▶ EXERCISE INSTRUCTIONS
Return the number of lines in which the word "рубежом" appears; add nothing else.

▶ SOURCE RECORDS
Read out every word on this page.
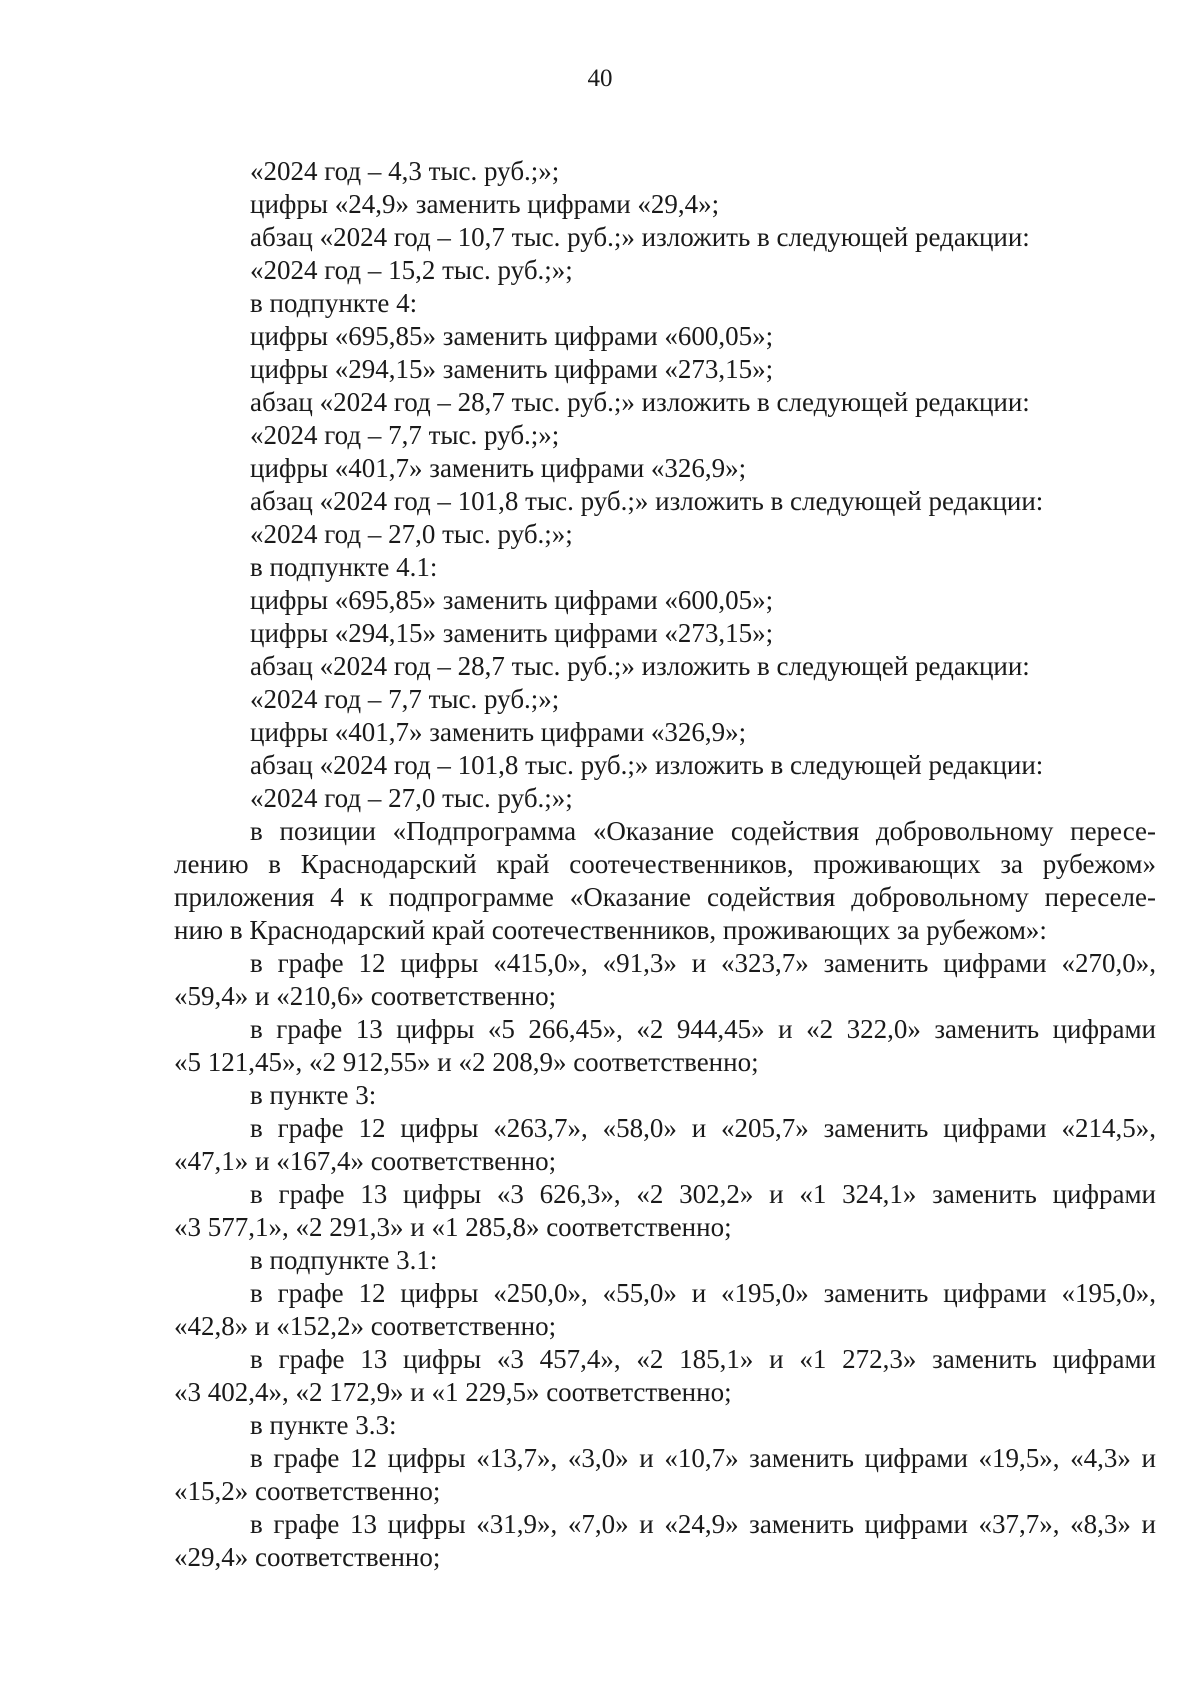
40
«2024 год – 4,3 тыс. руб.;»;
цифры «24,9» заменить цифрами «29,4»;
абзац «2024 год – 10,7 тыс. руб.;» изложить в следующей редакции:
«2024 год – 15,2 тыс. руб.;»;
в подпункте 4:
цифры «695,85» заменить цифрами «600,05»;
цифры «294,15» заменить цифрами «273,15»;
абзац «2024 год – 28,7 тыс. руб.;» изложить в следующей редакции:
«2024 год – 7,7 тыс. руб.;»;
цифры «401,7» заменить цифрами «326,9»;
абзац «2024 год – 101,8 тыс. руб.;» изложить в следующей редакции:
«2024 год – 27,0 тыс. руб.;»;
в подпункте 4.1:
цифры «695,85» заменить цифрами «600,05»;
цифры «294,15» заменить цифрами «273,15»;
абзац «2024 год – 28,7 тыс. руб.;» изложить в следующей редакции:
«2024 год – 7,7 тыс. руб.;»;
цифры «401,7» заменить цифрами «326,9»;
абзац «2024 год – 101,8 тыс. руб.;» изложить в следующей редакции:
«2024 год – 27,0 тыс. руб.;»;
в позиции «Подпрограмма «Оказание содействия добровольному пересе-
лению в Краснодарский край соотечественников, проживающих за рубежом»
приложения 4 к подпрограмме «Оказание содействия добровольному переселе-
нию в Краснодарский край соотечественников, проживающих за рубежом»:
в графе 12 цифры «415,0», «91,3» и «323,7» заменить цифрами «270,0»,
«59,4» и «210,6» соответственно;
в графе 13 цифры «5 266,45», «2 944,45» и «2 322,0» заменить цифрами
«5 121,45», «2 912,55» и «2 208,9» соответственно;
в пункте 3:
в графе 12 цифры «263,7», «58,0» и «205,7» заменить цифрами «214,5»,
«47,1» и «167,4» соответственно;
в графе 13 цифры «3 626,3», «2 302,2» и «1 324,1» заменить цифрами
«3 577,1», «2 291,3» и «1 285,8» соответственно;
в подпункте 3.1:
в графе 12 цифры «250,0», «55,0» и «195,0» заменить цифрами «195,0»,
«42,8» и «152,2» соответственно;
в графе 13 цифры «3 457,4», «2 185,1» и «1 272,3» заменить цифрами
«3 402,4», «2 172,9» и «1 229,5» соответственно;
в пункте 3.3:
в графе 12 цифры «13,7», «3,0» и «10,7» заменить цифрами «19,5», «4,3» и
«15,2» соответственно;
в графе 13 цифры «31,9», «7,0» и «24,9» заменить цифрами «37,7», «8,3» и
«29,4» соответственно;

--

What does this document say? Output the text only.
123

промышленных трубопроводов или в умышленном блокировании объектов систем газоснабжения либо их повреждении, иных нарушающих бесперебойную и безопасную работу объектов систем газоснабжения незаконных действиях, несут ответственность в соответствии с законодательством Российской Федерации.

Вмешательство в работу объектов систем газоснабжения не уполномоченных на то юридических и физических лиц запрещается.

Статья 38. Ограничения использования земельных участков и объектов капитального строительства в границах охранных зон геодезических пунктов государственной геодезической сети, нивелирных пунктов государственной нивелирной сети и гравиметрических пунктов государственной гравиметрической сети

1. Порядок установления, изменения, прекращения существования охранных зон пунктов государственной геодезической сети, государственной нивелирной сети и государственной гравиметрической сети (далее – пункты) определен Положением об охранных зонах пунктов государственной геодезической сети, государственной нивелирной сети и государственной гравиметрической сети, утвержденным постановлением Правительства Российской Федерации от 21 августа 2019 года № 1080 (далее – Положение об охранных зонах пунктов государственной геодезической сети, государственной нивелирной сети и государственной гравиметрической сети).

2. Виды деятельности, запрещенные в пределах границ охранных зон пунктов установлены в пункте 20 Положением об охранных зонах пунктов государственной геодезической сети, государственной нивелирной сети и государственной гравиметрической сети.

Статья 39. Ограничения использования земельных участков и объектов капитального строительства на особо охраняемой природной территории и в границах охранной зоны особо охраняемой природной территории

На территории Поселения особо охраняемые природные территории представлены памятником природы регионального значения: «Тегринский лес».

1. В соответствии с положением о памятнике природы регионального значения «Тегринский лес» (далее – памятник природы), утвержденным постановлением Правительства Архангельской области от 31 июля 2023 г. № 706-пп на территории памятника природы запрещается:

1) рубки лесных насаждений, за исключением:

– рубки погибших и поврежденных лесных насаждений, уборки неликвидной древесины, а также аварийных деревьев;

▶ SOLUTION TO THIS EXERCISE
2